- **THE EXERCISE**: Search the listing below for "Kundeservice". Copy each matching line.

* Begin INFORMATION SUPPLIED *

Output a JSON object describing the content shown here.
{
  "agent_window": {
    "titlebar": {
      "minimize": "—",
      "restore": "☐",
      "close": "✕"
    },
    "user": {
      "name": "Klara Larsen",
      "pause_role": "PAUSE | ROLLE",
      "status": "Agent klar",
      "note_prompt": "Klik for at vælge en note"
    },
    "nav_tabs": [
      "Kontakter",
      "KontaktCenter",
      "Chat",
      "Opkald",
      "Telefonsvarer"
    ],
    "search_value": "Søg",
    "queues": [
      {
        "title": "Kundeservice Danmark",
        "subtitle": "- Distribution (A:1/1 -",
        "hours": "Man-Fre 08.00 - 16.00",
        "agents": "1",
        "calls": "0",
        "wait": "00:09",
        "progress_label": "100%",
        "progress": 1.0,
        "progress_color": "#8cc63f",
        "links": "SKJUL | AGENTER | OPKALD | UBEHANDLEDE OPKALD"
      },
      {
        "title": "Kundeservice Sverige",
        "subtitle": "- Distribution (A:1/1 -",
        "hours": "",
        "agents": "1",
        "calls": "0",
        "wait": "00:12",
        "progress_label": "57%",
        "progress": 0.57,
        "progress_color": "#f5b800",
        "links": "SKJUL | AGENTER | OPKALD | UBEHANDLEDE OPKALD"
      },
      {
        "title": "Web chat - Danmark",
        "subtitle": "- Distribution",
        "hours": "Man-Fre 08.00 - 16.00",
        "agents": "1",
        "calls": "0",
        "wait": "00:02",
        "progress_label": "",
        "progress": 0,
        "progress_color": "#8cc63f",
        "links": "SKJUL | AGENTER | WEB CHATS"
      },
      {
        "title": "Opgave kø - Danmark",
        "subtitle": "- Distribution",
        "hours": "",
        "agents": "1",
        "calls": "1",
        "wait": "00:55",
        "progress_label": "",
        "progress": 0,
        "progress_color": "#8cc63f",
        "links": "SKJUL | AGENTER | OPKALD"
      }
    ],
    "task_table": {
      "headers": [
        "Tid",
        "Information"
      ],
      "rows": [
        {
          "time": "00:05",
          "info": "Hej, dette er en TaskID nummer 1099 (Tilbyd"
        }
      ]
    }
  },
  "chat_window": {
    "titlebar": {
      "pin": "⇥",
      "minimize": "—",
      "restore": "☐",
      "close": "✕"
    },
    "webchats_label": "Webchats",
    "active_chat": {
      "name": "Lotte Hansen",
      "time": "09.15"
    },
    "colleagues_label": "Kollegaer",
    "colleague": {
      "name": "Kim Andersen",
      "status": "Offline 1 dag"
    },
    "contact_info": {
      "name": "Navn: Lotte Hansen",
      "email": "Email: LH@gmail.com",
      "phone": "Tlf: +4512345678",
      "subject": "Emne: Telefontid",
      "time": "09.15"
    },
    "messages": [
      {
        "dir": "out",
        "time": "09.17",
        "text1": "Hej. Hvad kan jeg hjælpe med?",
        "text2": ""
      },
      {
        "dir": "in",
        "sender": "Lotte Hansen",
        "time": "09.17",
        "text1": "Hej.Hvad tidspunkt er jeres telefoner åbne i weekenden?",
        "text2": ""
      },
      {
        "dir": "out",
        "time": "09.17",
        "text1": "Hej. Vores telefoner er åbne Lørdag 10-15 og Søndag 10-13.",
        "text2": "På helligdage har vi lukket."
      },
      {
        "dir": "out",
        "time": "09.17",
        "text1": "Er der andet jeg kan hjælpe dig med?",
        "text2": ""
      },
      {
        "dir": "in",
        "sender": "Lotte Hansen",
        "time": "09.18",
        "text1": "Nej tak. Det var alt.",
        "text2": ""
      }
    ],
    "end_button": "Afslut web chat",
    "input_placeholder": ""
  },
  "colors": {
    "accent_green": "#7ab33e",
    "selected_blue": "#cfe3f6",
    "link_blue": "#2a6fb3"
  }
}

* End INFORMATION SUPPLIED *

- **SOLUTION**:
        "title": "Kundeservice Danmark",
        "title": "Kundeservice Sverige",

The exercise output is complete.